Given records:
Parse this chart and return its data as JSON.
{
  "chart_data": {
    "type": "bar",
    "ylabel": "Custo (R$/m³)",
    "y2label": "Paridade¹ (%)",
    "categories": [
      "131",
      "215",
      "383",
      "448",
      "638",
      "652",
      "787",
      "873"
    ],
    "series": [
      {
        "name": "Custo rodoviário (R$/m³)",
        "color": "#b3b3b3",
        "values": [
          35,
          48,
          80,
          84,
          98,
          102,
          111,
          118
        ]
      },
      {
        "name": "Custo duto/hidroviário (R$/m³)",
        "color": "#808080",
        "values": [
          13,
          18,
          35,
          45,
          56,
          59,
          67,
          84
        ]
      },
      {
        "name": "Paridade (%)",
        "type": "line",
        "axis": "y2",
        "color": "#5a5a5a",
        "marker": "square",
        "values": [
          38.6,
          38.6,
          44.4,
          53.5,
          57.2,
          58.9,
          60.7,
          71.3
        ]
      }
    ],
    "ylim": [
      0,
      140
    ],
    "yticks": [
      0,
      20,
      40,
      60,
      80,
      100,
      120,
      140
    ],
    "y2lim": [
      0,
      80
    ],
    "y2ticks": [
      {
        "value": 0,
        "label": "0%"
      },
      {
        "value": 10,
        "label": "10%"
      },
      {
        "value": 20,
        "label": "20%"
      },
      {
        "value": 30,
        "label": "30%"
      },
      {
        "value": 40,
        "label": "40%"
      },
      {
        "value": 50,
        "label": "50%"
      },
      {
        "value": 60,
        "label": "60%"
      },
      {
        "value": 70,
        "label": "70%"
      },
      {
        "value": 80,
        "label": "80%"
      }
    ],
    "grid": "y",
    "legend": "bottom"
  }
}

Exercise directions: Take the lines above and retype all of them exactly.

Solution to the exercise:
Parse this chart and return its data as JSON.
{
  "chart_data": {
    "type": "bar",
    "ylabel": "Custo (R$/m³)",
    "y2label": "Paridade¹ (%)",
    "categories": [
      "131",
      "215",
      "383",
      "448",
      "638",
      "652",
      "787",
      "873"
    ],
    "series": [
      {
        "name": "Custo rodoviário (R$/m³)",
        "color": "#b3b3b3",
        "values": [
          35,
          48,
          80,
          84,
          98,
          102,
          111,
          118
        ]
      },
      {
        "name": "Custo duto/hidroviário (R$/m³)",
        "color": "#808080",
        "values": [
          13,
          18,
          35,
          45,
          56,
          59,
          67,
          84
        ]
      },
      {
        "name": "Paridade (%)",
        "type": "line",
        "axis": "y2",
        "color": "#5a5a5a",
        "marker": "square",
        "values": [
          38.6,
          38.6,
          44.4,
          53.5,
          57.2,
          58.9,
          60.7,
          71.3
        ]
      }
    ],
    "ylim": [
      0,
      140
    ],
    "yticks": [
      0,
      20,
      40,
      60,
      80,
      100,
      120,
      140
    ],
    "y2lim": [
      0,
      80
    ],
    "y2ticks": [
      {
        "value": 0,
        "label": "0%"
      },
      {
        "value": 10,
        "label": "10%"
      },
      {
        "value": 20,
        "label": "20%"
      },
      {
        "value": 30,
        "label": "30%"
      },
      {
        "value": 40,
        "label": "40%"
      },
      {
        "value": 50,
        "label": "50%"
      },
      {
        "value": 60,
        "label": "60%"
      },
      {
        "value": 70,
        "label": "70%"
      },
      {
        "value": 80,
        "label": "80%"
      }
    ],
    "grid": "y",
    "legend": "bottom"
  }
}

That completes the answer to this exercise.